*TASK TO COMPLETE*:
Check every line for the word "Extract" and state how many lines have it. Reply with the number alone.

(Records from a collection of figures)
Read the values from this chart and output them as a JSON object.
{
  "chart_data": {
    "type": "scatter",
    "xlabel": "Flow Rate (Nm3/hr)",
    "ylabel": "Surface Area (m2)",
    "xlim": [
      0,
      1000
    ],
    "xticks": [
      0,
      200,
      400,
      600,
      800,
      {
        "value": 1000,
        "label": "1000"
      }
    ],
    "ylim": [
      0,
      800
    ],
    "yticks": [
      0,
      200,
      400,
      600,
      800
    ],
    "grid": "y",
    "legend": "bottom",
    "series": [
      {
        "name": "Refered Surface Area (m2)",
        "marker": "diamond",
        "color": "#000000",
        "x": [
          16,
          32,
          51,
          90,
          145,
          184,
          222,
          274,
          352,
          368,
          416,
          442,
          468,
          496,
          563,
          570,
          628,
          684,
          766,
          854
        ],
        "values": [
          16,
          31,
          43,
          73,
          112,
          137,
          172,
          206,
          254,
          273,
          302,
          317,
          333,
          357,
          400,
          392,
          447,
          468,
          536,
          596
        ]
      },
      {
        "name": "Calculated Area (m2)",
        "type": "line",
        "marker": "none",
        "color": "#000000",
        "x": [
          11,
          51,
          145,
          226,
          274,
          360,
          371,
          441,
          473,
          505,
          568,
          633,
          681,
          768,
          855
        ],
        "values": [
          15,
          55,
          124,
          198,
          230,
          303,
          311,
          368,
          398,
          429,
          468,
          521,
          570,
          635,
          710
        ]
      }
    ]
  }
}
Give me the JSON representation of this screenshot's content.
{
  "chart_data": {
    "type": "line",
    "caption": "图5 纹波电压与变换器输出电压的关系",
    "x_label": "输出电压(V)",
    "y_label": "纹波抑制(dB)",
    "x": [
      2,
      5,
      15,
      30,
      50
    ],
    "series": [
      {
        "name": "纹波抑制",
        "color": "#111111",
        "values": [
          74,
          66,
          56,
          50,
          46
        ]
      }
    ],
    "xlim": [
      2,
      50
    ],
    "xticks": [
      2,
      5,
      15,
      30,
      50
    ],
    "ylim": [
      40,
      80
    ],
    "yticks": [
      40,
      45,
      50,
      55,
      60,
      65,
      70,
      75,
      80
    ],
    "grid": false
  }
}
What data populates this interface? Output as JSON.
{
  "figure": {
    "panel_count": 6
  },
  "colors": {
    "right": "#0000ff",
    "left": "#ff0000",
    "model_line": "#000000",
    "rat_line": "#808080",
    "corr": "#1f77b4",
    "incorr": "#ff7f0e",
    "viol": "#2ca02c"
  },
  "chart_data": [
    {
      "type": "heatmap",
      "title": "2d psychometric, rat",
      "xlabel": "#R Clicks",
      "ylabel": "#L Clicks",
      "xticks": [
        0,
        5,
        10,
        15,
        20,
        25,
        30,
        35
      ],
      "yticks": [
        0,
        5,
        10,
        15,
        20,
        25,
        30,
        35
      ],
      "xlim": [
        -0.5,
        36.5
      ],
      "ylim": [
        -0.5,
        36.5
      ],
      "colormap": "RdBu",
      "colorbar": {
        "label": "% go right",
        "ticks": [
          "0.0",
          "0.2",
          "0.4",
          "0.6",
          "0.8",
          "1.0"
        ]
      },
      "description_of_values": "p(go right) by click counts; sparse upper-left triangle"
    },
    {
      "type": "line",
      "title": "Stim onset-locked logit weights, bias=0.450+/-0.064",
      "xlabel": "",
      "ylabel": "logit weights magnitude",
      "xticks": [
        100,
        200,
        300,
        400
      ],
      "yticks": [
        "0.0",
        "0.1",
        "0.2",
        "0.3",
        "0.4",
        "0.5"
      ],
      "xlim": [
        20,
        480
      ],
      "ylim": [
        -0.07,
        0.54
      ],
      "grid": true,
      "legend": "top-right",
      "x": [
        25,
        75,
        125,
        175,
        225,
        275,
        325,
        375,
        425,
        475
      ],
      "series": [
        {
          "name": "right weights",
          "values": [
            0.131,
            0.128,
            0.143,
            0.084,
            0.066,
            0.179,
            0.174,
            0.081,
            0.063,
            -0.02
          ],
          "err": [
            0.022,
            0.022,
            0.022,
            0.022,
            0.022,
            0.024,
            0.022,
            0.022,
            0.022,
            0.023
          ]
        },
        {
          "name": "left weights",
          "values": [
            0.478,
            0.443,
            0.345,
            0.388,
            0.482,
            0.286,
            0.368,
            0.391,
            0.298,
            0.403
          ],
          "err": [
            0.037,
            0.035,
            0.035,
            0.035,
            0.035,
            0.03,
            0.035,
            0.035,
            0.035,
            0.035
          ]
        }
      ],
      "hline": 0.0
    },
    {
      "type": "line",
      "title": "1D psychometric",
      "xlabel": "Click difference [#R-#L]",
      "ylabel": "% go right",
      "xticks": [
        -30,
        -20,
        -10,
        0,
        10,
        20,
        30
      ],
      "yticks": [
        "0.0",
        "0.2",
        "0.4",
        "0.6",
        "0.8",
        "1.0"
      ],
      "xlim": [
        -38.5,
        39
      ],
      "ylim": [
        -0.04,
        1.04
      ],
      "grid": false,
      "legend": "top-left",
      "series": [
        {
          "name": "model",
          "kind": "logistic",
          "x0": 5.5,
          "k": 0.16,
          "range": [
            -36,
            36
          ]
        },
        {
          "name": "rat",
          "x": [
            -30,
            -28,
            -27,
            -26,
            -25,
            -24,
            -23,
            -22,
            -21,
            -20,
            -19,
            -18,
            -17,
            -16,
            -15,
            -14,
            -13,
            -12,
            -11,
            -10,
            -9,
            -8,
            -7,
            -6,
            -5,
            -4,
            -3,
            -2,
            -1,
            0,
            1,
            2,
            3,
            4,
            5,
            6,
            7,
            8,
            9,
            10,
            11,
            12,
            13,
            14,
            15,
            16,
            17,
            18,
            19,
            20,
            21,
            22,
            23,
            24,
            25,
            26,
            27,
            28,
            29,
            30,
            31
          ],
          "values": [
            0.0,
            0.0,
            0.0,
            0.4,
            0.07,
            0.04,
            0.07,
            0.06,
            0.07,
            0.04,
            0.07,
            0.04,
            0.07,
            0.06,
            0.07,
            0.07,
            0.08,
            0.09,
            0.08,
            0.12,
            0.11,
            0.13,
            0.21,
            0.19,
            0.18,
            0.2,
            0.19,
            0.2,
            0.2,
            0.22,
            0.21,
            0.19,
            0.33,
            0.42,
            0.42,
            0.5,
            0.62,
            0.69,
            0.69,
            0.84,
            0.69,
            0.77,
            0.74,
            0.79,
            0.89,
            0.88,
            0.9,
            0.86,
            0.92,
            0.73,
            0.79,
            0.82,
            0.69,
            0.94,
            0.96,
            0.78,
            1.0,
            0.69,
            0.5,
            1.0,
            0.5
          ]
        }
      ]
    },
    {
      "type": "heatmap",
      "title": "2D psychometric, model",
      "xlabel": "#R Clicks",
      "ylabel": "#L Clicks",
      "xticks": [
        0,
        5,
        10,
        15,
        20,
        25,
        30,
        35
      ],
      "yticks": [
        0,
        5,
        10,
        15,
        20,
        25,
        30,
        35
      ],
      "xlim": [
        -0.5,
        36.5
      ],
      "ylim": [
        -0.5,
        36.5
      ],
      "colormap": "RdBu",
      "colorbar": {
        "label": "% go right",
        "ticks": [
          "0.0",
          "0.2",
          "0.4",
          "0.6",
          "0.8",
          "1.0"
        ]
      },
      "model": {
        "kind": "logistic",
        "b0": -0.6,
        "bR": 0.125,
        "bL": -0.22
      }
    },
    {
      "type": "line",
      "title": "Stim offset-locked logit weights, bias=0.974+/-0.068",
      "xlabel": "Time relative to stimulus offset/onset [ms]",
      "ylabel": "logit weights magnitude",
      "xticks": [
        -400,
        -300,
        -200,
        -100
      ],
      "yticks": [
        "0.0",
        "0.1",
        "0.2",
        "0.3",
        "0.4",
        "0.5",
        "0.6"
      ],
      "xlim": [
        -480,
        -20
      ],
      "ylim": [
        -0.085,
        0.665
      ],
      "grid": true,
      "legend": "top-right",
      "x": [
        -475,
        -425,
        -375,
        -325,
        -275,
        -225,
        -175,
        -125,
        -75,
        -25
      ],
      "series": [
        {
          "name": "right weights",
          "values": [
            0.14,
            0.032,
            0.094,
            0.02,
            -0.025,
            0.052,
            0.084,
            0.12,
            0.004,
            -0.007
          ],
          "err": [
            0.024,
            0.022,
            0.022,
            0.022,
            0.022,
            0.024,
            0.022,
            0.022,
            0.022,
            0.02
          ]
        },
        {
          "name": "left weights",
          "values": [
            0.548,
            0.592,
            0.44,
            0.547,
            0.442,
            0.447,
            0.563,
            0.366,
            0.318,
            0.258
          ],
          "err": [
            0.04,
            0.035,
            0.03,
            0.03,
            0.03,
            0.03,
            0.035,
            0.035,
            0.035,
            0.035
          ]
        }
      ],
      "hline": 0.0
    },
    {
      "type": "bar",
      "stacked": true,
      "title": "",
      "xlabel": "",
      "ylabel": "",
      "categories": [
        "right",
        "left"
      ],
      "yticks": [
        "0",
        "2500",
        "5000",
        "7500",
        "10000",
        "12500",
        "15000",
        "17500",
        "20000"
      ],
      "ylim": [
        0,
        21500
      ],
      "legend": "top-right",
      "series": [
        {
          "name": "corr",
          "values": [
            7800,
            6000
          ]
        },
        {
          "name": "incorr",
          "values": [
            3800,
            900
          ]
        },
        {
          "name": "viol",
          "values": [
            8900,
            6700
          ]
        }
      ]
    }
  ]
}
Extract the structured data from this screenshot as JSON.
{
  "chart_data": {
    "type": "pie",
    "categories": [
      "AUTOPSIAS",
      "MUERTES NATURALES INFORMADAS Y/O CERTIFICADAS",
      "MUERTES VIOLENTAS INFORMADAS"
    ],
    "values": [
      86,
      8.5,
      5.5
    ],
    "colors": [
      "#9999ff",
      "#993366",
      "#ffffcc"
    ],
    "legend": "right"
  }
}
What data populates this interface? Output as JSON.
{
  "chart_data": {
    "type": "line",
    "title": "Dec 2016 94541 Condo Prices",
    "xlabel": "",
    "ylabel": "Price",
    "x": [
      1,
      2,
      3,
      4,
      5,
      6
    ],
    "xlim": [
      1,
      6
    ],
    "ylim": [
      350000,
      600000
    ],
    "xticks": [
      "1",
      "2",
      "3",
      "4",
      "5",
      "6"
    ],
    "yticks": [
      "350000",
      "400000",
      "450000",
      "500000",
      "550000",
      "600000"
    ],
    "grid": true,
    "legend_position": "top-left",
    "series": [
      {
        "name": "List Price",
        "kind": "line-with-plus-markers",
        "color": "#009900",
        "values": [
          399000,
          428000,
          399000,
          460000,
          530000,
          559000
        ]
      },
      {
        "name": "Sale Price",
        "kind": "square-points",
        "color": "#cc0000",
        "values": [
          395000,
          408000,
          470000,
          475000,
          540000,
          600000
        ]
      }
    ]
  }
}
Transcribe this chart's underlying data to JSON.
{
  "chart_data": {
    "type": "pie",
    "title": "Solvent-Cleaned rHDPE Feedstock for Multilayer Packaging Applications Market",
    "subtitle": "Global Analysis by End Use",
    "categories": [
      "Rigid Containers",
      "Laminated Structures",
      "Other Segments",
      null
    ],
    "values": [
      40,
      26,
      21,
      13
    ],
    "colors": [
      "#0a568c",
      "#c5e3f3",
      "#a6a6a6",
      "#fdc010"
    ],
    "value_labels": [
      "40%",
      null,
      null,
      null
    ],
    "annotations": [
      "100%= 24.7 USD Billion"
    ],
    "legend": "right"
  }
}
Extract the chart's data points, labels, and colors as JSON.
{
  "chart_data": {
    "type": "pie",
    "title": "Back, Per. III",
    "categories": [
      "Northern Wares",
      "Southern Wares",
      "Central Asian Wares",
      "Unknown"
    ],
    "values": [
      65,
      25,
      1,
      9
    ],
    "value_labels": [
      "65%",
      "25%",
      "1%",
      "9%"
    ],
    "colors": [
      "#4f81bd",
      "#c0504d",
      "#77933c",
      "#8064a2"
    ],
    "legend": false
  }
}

*OUTPUT FOR THIS TASK*:
2